[Figure contents as structured data]
----------

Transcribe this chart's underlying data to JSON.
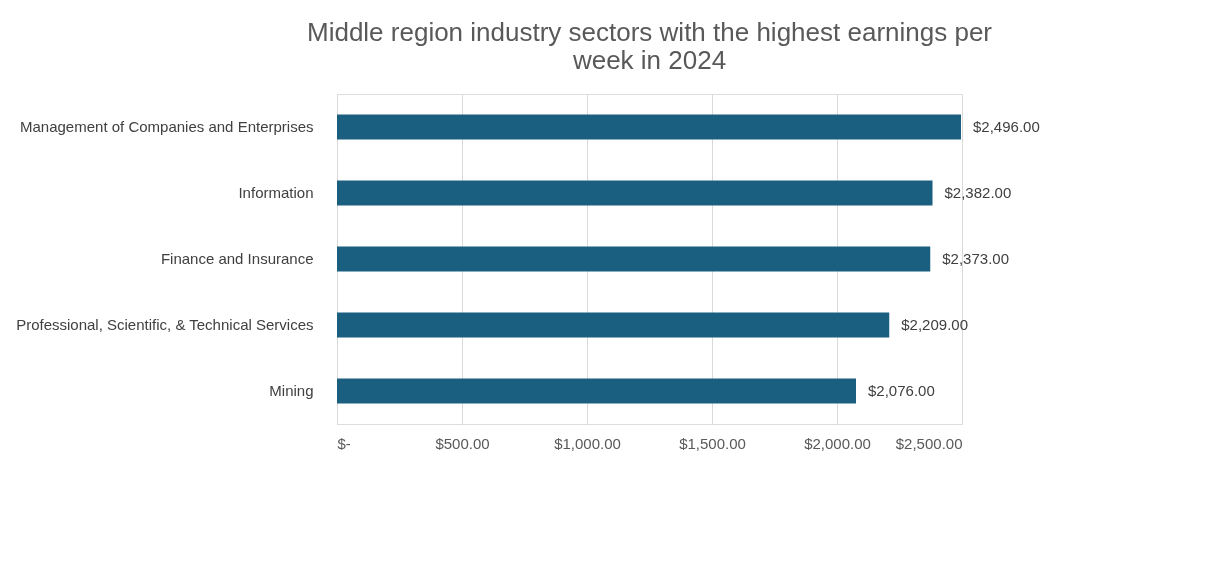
{
  "chart_data": {
    "type": "bar",
    "orientation": "horizontal",
    "title": "Middle region industry sectors with the highest earnings per week in 2024",
    "categories": [
      "Management of Companies and Enterprises",
      "Information",
      "Finance and Insurance",
      "Professional, Scientific, & Technical Services",
      "Mining"
    ],
    "values": [
      2496,
      2382,
      2373,
      2209,
      2076
    ],
    "value_labels": [
      "$2,496.00",
      "$2,382.00",
      "$2,373.00",
      "$2,209.00",
      "$2,076.00"
    ],
    "color": "#1a5f80",
    "xlim": [
      0,
      2500
    ],
    "xticks": [
      {
        "value": 0,
        "label": "$-"
      },
      {
        "value": 500,
        "label": "$500.00"
      },
      {
        "value": 1000,
        "label": "$1,000.00"
      },
      {
        "value": 1500,
        "label": "$1,500.00"
      },
      {
        "value": 2000,
        "label": "$2,000.00"
      },
      {
        "value": 2500,
        "label": "$2,500.00"
      }
    ],
    "grid": "x"
  }
}
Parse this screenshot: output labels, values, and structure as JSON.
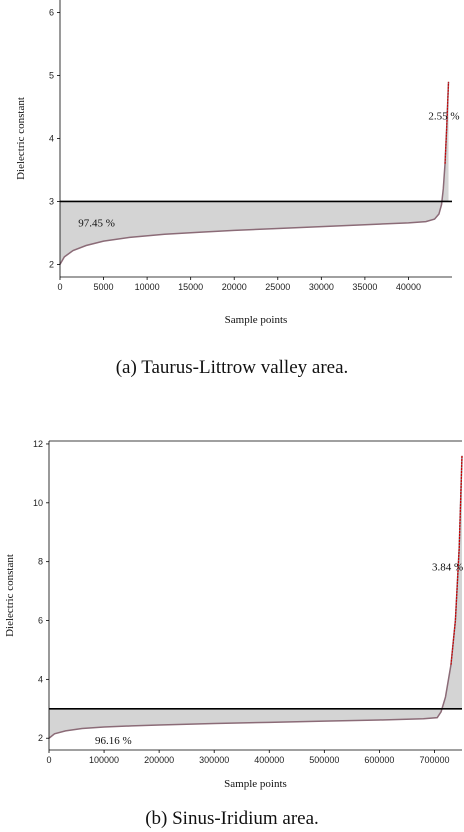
{
  "captions": {
    "a": "(a) Taurus-Littrow valley area.",
    "b": "(b) Sinus-Iridium area."
  },
  "colors": {
    "fill": "#d4d4d4",
    "curve": "#8b6b77",
    "threshold": "#000000",
    "tail": "#cc0000"
  },
  "chart_data": [
    {
      "type": "area",
      "title": "",
      "xlabel": "Sample points",
      "ylabel": "Dielectric constant",
      "xlim": [
        0,
        45000
      ],
      "ylim": [
        1.8,
        6.2
      ],
      "xticks": [
        0,
        5000,
        10000,
        15000,
        20000,
        25000,
        30000,
        35000,
        40000
      ],
      "xtick_labels": [
        "0",
        "5000",
        "10000",
        "15000",
        "20000",
        "25000",
        "30000",
        "35000",
        "40000"
      ],
      "yticks": [
        2,
        3,
        4,
        5,
        6
      ],
      "ytick_labels": [
        "2",
        "3",
        "4",
        "5",
        "6"
      ],
      "threshold": 3,
      "annotations": [
        {
          "text": "97.45 %",
          "x": 600,
          "y": 2.6
        },
        {
          "text": "2.55 %",
          "x": 40800,
          "y": 4.3
        }
      ],
      "x": [
        0,
        500,
        1500,
        3000,
        5000,
        8000,
        12000,
        16000,
        20000,
        25000,
        30000,
        35000,
        40000,
        42000,
        43000,
        43500,
        43800,
        44000,
        44200,
        44400,
        44600
      ],
      "y": [
        2.0,
        2.12,
        2.22,
        2.3,
        2.37,
        2.43,
        2.48,
        2.51,
        2.54,
        2.57,
        2.6,
        2.63,
        2.66,
        2.68,
        2.72,
        2.8,
        2.95,
        3.2,
        3.6,
        4.2,
        4.9
      ]
    },
    {
      "type": "area",
      "title": "",
      "xlabel": "Sample points",
      "ylabel": "Dielectric constant",
      "xlim": [
        0,
        750000
      ],
      "ylim": [
        1.6,
        12.1
      ],
      "xticks": [
        0,
        100000,
        200000,
        300000,
        400000,
        500000,
        600000,
        700000
      ],
      "xtick_labels": [
        "0",
        "100000",
        "200000",
        "300000",
        "400000",
        "500000",
        "600000",
        "700000"
      ],
      "yticks": [
        2,
        4,
        6,
        8,
        10,
        12
      ],
      "ytick_labels": [
        "2",
        "4",
        "6",
        "8",
        "10",
        "12"
      ],
      "threshold": 3,
      "annotations": [
        {
          "text": "96.16 %",
          "x": 60000,
          "y": 1.8
        },
        {
          "text": "3.84 %",
          "x": 672000,
          "y": 7.7
        }
      ],
      "x": [
        0,
        10000,
        30000,
        60000,
        100000,
        150000,
        200000,
        300000,
        400000,
        500000,
        600000,
        680000,
        705000,
        712000,
        720000,
        730000,
        738000,
        745000,
        750000
      ],
      "y": [
        2.0,
        2.15,
        2.25,
        2.33,
        2.38,
        2.42,
        2.45,
        2.5,
        2.54,
        2.58,
        2.62,
        2.66,
        2.7,
        2.9,
        3.4,
        4.5,
        6.0,
        8.5,
        11.6
      ]
    }
  ]
}
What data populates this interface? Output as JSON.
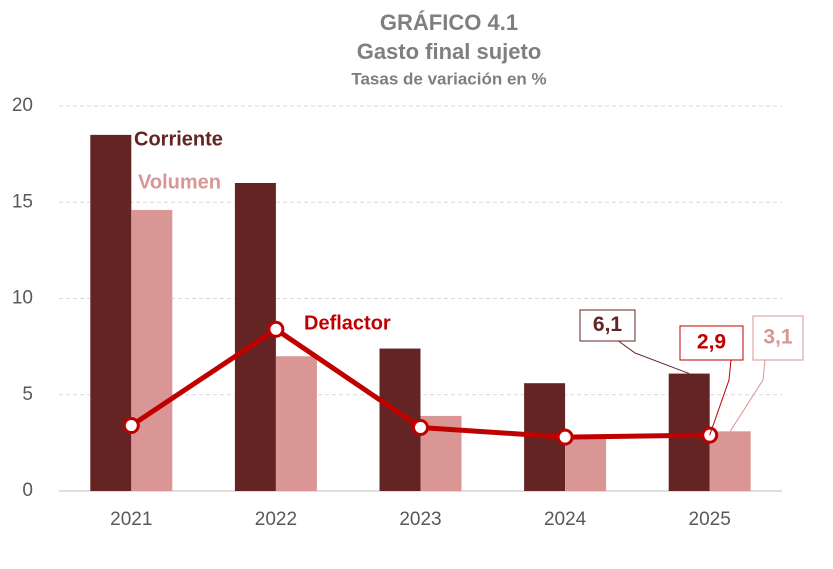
{
  "chart_data": {
    "type": "bar-line",
    "title": "GRÁFICO 4.1",
    "subtitle": "Gasto final sujeto",
    "units_label": "Tasas de variación en %",
    "categories": [
      "2021",
      "2022",
      "2023",
      "2024",
      "2025"
    ],
    "series": [
      {
        "name": "Corriente",
        "type": "bar",
        "color": "#632423",
        "values": [
          18.5,
          16.0,
          7.4,
          5.6,
          6.1
        ],
        "value_labels": [
          null,
          null,
          null,
          null,
          "6,1"
        ]
      },
      {
        "name": "Volumen",
        "type": "bar",
        "color": "#d99694",
        "values": [
          14.6,
          7.0,
          3.9,
          2.8,
          3.1
        ],
        "value_labels": [
          null,
          null,
          null,
          null,
          "3,1"
        ]
      },
      {
        "name": "Deflactor",
        "type": "line",
        "color": "#c00000",
        "values": [
          3.4,
          8.4,
          3.3,
          2.8,
          2.9
        ],
        "value_labels": [
          null,
          null,
          null,
          null,
          "2,9"
        ]
      }
    ],
    "ylim": [
      0,
      20
    ],
    "yticks": [
      0,
      5,
      10,
      15,
      20
    ],
    "grid": true
  }
}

----------

#### Set task:
Using the entries above, find all lines with "type". Copy them.

#### Exercise solution:
    "type": "bar",
      "type": "area",
      "type": "area",
    "type": "bar-line",
        "type": "bar",
        "type": "bar",
        "type": "line",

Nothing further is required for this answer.